# YOUR TASK
From the listing below, tally the lines that include "name". Return only the total.

(Records)
--------
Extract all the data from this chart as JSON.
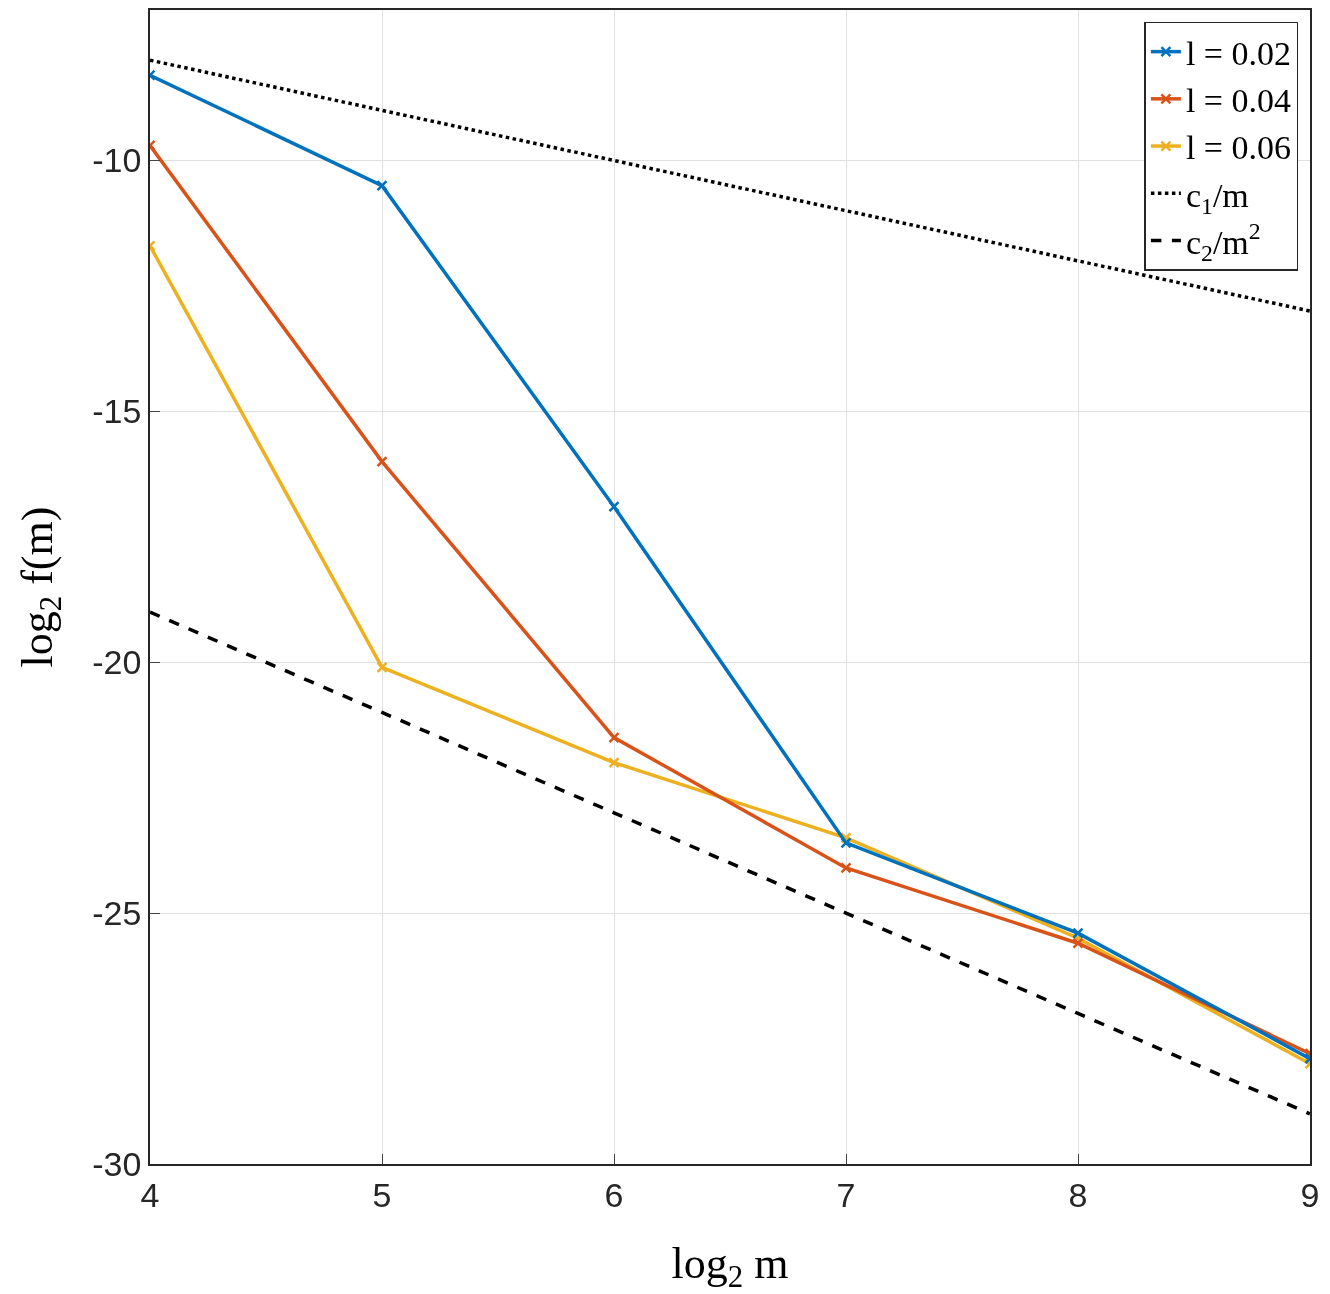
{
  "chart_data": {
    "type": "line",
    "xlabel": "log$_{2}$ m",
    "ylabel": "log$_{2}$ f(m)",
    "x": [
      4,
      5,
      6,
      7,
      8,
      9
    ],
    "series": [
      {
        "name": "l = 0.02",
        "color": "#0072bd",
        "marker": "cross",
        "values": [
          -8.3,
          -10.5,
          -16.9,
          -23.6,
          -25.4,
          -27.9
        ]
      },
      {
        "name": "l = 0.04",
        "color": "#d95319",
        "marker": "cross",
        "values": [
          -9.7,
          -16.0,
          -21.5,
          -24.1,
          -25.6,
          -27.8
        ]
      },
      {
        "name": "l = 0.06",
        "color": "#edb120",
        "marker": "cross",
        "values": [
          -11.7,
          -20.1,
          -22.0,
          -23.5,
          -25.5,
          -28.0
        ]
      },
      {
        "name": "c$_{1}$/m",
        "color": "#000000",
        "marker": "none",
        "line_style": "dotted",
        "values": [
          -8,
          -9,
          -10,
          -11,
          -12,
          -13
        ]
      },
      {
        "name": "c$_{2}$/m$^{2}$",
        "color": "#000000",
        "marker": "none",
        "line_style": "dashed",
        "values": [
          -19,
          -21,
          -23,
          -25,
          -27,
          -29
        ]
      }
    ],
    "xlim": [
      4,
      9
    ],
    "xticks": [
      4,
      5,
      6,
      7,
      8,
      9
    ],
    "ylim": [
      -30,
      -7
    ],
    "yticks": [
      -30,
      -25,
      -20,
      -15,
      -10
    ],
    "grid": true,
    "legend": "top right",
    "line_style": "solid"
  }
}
--------
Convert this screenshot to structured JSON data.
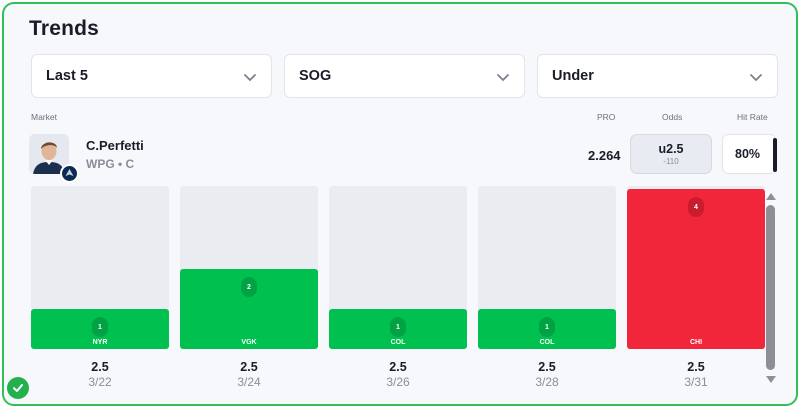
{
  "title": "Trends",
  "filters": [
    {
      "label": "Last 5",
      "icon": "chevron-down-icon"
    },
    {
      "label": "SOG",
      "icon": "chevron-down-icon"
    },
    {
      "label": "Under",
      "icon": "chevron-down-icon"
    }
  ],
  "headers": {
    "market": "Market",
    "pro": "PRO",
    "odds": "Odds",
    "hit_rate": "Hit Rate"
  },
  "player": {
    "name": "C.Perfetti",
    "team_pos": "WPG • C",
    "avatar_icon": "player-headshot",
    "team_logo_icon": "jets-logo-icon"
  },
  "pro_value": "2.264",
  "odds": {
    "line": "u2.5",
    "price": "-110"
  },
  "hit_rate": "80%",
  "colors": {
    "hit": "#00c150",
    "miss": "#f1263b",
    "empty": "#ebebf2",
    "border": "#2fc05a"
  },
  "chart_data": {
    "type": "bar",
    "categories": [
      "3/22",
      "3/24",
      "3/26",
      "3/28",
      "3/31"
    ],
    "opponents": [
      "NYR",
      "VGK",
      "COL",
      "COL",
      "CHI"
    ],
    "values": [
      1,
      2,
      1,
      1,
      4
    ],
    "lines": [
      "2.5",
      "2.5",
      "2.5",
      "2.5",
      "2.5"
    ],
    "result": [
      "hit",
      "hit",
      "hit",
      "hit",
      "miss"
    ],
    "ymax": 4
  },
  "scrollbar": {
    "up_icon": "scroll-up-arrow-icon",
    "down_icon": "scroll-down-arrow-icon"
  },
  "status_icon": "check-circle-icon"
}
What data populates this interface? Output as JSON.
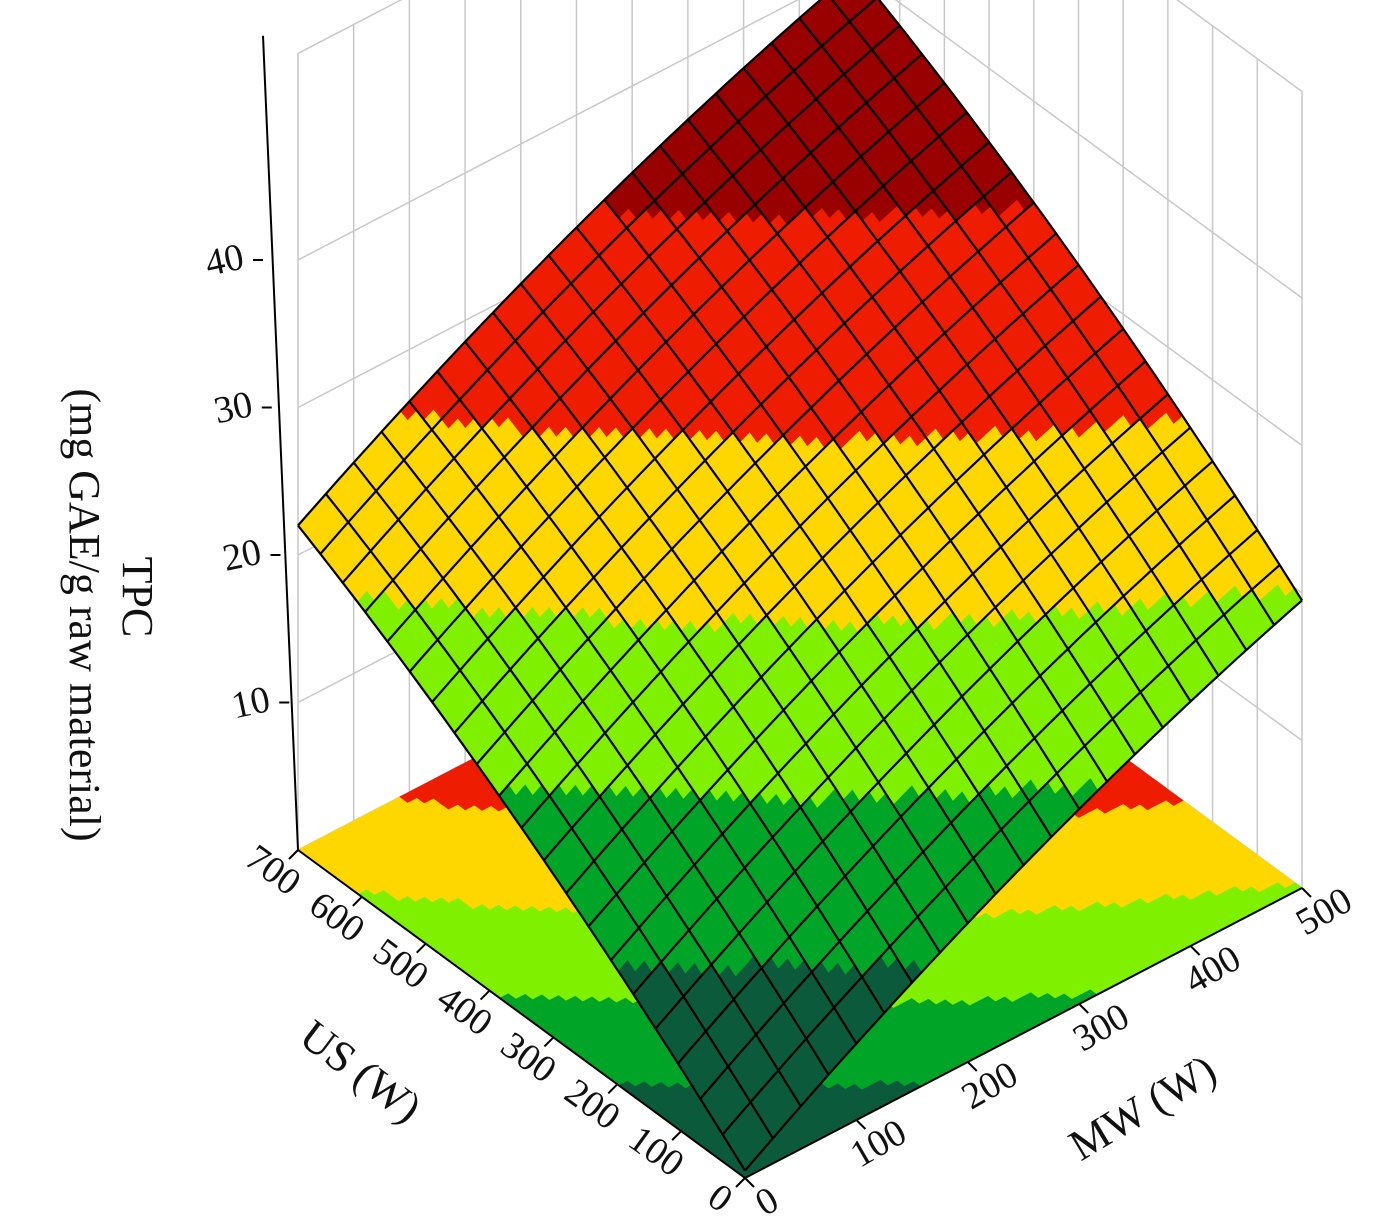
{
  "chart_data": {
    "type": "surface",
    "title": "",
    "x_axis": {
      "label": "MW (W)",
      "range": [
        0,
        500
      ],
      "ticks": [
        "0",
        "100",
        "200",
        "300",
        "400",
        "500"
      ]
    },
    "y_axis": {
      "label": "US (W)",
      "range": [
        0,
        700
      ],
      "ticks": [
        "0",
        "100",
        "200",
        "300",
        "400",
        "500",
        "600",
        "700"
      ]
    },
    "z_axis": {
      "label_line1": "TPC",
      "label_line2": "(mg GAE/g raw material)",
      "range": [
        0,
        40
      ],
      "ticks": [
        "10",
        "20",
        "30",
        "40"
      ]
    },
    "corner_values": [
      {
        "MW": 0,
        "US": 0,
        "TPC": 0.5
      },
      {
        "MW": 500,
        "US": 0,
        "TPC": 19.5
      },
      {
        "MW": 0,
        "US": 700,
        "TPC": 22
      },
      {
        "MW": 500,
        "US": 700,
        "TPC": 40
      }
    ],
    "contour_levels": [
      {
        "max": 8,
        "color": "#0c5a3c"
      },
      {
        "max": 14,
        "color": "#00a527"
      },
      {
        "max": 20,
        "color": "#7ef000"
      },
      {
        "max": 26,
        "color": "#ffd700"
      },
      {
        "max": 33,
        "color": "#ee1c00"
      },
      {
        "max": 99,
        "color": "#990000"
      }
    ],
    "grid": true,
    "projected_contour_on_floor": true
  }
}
--------
# ANSWER BELOW
6